__Prompt__:
Wherever the string "календарном" shows up in a line, count that line. Give the total alone.

__Items__:
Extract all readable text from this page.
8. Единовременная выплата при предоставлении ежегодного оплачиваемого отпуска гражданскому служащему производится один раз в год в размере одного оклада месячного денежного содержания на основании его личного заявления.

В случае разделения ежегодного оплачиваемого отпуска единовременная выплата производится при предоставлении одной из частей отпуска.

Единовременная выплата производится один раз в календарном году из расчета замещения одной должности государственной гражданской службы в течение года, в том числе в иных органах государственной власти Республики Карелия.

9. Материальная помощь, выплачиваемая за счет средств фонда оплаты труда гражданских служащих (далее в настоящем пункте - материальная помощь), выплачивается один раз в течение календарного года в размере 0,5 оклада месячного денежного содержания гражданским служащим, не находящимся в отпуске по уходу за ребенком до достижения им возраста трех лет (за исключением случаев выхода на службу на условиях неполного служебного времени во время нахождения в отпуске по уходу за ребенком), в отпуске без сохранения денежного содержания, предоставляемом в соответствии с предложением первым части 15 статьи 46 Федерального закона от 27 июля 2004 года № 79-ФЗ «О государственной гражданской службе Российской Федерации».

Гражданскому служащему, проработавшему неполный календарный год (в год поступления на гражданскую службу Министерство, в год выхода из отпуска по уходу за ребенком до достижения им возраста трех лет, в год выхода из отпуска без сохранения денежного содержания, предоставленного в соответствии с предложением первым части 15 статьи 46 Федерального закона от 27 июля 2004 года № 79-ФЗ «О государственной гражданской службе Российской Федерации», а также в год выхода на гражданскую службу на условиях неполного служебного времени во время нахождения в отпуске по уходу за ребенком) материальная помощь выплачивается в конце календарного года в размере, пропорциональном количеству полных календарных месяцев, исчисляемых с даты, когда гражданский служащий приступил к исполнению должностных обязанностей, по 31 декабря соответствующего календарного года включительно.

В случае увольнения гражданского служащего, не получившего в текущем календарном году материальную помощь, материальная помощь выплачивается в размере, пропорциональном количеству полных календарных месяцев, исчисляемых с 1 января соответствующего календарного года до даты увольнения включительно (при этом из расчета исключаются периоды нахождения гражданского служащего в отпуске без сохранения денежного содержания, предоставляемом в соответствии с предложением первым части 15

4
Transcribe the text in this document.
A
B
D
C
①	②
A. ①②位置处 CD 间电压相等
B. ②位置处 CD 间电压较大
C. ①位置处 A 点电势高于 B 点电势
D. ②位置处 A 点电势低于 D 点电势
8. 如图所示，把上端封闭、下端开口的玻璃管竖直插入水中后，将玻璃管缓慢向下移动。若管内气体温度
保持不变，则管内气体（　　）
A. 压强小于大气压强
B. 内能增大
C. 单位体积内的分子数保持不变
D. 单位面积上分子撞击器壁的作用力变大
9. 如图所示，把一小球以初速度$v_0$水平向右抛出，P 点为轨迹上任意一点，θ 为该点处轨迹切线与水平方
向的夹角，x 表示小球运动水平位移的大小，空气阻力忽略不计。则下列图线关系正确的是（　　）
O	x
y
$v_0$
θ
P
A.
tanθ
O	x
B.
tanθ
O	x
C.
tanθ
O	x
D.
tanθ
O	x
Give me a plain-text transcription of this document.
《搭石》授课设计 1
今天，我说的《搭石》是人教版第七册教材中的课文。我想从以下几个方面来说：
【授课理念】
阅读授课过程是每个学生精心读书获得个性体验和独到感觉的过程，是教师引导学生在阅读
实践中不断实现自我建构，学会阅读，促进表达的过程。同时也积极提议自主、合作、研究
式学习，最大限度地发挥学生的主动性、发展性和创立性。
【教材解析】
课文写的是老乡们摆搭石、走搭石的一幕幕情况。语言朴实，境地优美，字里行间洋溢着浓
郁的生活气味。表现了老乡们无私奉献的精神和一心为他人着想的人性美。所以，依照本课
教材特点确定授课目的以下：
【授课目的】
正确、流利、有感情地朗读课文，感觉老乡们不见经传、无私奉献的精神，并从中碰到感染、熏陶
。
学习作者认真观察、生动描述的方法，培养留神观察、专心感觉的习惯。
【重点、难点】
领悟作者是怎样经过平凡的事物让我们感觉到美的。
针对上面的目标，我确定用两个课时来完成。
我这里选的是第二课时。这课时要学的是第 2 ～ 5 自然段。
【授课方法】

__Output below__:
2